_Entries provided_
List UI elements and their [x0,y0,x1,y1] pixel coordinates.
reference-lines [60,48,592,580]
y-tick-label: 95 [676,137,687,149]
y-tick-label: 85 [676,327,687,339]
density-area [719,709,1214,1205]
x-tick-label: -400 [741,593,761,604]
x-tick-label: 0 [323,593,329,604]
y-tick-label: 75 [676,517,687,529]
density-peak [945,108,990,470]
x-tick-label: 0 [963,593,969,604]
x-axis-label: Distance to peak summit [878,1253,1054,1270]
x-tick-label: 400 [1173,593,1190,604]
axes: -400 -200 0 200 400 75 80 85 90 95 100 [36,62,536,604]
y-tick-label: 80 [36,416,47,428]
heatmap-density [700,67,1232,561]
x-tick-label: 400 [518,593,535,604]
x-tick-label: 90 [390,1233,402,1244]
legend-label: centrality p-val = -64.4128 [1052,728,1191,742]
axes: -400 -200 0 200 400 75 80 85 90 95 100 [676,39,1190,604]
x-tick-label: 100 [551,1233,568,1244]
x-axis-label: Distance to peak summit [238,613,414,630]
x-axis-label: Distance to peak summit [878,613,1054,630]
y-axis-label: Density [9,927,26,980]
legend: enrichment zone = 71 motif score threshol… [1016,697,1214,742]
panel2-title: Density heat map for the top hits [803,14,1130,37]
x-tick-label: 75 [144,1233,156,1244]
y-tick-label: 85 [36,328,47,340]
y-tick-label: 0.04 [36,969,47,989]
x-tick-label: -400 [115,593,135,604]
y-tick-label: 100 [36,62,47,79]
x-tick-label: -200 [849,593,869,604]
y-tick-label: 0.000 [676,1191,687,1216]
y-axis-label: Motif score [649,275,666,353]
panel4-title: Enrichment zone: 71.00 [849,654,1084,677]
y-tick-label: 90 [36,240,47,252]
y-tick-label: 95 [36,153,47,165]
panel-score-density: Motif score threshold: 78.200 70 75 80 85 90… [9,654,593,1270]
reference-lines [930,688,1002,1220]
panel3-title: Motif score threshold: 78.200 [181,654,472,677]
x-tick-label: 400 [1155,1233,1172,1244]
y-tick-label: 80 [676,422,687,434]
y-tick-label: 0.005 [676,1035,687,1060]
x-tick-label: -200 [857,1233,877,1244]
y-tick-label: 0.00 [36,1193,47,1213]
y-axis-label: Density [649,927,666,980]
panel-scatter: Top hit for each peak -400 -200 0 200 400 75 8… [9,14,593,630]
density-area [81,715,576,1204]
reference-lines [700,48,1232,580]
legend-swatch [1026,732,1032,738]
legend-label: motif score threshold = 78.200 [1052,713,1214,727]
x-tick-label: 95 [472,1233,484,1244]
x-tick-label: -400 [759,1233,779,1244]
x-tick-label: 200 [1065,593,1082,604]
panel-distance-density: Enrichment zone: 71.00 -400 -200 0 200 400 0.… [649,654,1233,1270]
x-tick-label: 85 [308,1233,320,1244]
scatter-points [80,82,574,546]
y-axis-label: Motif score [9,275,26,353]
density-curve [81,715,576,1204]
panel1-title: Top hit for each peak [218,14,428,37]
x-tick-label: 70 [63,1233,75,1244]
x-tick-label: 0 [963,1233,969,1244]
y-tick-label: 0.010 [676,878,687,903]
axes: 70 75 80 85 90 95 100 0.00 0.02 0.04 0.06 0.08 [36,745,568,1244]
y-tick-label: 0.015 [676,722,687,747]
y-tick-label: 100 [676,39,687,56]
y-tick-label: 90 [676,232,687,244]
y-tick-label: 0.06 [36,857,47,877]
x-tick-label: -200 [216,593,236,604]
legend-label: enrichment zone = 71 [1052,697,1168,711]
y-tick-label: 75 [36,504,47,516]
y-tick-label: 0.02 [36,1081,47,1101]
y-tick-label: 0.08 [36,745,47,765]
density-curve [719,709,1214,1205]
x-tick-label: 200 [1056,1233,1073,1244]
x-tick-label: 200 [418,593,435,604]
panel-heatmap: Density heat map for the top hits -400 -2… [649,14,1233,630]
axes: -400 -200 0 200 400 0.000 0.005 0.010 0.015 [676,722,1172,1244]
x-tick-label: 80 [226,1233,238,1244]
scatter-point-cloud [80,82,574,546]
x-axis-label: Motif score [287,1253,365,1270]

_Exercise directions_
Copy every line of the data above word for word, keeping each character and line break as it is.

_The response_
List UI elements and their [x0,y0,x1,y1] pixel coordinates.
reference-lines [60,48,592,580]
y-tick-label: 95 [676,137,687,149]
y-tick-label: 85 [676,327,687,339]
density-area [719,709,1214,1205]
x-tick-label: -400 [741,593,761,604]
x-tick-label: 0 [323,593,329,604]
y-tick-label: 75 [676,517,687,529]
density-peak [945,108,990,470]
x-tick-label: 0 [963,593,969,604]
x-axis-label: Distance to peak summit [878,1253,1054,1270]
x-tick-label: 400 [1173,593,1190,604]
axes: -400 -200 0 200 400 75 80 85 90 95 100 [36,62,536,604]
y-tick-label: 80 [36,416,47,428]
heatmap-density [700,67,1232,561]
x-tick-label: 400 [518,593,535,604]
x-tick-label: 90 [390,1233,402,1244]
legend-label: centrality p-val = -64.4128 [1052,728,1191,742]
axes: -400 -200 0 200 400 75 80 85 90 95 100 [676,39,1190,604]
x-tick-label: 100 [551,1233,568,1244]
x-axis-label: Distance to peak summit [238,613,414,630]
x-axis-label: Distance to peak summit [878,613,1054,630]
y-axis-label: Density [9,927,26,980]
legend: enrichment zone = 71 motif score threshol… [1016,697,1214,742]
panel2-title: Density heat map for the top hits [803,14,1130,37]
x-tick-label: 75 [144,1233,156,1244]
y-tick-label: 85 [36,328,47,340]
y-tick-label: 0.04 [36,969,47,989]
x-tick-label: -400 [115,593,135,604]
y-tick-label: 100 [36,62,47,79]
x-tick-label: -200 [849,593,869,604]
y-tick-label: 0.000 [676,1191,687,1216]
y-axis-label: Motif score [649,275,666,353]
panel4-title: Enrichment zone: 71.00 [849,654,1084,677]
y-tick-label: 90 [36,240,47,252]
y-tick-label: 95 [36,153,47,165]
panel-score-density: Motif score threshold: 78.200 70 75 80 85 90… [9,654,593,1270]
reference-lines [930,688,1002,1220]
panel3-title: Motif score threshold: 78.200 [181,654,472,677]
x-tick-label: 400 [1155,1233,1172,1244]
y-tick-label: 80 [676,422,687,434]
y-tick-label: 0.005 [676,1035,687,1060]
x-tick-label: -200 [857,1233,877,1244]
y-tick-label: 0.00 [36,1193,47,1213]
y-axis-label: Density [649,927,666,980]
panel-scatter: Top hit for each peak -400 -200 0 200 400 75 8… [9,14,593,630]
density-area [81,715,576,1204]
reference-lines [700,48,1232,580]
legend-swatch [1026,732,1032,738]
legend-label: motif score threshold = 78.200 [1052,713,1214,727]
x-tick-label: 95 [472,1233,484,1244]
x-tick-label: -400 [759,1233,779,1244]
x-tick-label: 200 [1065,593,1082,604]
panel-distance-density: Enrichment zone: 71.00 -400 -200 0 200 400 0.… [649,654,1233,1270]
x-tick-label: 85 [308,1233,320,1244]
scatter-points [80,82,574,546]
y-axis-label: Motif score [9,275,26,353]
density-curve [81,715,576,1204]
panel1-title: Top hit for each peak [218,14,428,37]
x-tick-label: 70 [63,1233,75,1244]
x-tick-label: 0 [963,1233,969,1244]
y-tick-label: 0.010 [676,878,687,903]
axes: 70 75 80 85 90 95 100 0.00 0.02 0.04 0.06 0.08 [36,745,568,1244]
y-tick-label: 0.015 [676,722,687,747]
y-tick-label: 100 [676,39,687,56]
y-tick-label: 90 [676,232,687,244]
y-tick-label: 0.06 [36,857,47,877]
x-tick-label: -200 [216,593,236,604]
legend-label: enrichment zone = 71 [1052,697,1168,711]
y-tick-label: 75 [36,504,47,516]
y-tick-label: 0.02 [36,1081,47,1101]
y-tick-label: 0.08 [36,745,47,765]
density-curve [719,709,1214,1205]
x-tick-label: 200 [1056,1233,1073,1244]
x-tick-label: 200 [418,593,435,604]
panel-heatmap: Density heat map for the top hits -400 -2… [649,14,1233,630]
axes: -400 -200 0 200 400 0.000 0.005 0.010 0.015 [676,722,1172,1244]
x-tick-label: 80 [226,1233,238,1244]
scatter-point-cloud [80,82,574,546]
x-axis-label: Motif score [287,1253,365,1270]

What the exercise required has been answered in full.